== EXERCISE DIRECTIONS ==
Tally the lines holding the word "this" and state the count by itself.

[Saved entries]
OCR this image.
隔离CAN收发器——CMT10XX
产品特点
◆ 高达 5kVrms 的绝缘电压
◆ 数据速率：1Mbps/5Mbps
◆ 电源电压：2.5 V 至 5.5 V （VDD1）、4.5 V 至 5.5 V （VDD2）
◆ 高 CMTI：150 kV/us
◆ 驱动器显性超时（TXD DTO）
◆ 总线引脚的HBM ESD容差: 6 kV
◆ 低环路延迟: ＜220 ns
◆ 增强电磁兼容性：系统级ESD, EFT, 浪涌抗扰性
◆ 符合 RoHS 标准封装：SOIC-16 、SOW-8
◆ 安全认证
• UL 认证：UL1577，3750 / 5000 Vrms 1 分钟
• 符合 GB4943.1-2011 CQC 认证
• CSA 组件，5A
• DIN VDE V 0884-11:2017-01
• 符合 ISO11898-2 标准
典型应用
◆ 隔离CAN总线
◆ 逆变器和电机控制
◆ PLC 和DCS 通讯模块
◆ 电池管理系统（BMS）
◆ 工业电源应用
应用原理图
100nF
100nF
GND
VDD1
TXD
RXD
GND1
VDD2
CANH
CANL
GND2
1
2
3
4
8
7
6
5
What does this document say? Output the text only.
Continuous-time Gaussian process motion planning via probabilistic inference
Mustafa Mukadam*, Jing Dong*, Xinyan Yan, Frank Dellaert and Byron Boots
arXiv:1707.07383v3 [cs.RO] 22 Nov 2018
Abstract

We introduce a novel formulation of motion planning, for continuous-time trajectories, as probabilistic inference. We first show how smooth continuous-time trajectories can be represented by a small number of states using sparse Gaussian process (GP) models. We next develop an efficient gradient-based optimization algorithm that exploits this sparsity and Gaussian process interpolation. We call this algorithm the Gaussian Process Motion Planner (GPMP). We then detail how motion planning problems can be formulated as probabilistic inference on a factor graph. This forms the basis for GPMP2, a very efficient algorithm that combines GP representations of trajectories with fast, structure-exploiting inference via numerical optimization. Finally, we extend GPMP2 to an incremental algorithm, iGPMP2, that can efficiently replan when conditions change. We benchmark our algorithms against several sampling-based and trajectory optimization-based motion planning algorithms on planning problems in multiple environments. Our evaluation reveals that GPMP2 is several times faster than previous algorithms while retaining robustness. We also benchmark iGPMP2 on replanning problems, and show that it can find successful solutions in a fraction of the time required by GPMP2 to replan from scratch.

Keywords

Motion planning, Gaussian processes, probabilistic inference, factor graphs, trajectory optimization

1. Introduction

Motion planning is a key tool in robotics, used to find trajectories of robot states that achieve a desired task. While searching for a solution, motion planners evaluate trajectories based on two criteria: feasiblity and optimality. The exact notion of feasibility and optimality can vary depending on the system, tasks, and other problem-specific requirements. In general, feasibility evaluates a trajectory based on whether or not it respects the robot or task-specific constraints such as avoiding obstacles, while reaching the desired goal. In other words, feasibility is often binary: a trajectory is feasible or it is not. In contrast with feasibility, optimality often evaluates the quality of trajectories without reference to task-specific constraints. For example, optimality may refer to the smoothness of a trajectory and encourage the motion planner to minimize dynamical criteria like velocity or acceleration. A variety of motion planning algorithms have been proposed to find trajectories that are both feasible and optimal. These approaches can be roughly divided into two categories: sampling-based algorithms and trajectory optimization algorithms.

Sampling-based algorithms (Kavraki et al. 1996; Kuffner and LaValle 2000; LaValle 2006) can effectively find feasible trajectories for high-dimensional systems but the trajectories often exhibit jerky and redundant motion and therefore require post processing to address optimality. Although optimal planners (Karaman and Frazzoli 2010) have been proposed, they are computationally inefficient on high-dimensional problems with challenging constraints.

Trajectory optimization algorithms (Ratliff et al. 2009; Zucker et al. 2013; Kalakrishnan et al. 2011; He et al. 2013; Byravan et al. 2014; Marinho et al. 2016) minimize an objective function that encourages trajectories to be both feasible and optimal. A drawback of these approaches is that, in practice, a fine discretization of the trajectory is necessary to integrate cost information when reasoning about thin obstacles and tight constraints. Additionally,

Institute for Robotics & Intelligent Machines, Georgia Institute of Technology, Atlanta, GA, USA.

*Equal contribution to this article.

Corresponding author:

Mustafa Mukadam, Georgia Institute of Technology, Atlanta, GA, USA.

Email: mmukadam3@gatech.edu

== OUTPUT OF THE TASK ==
4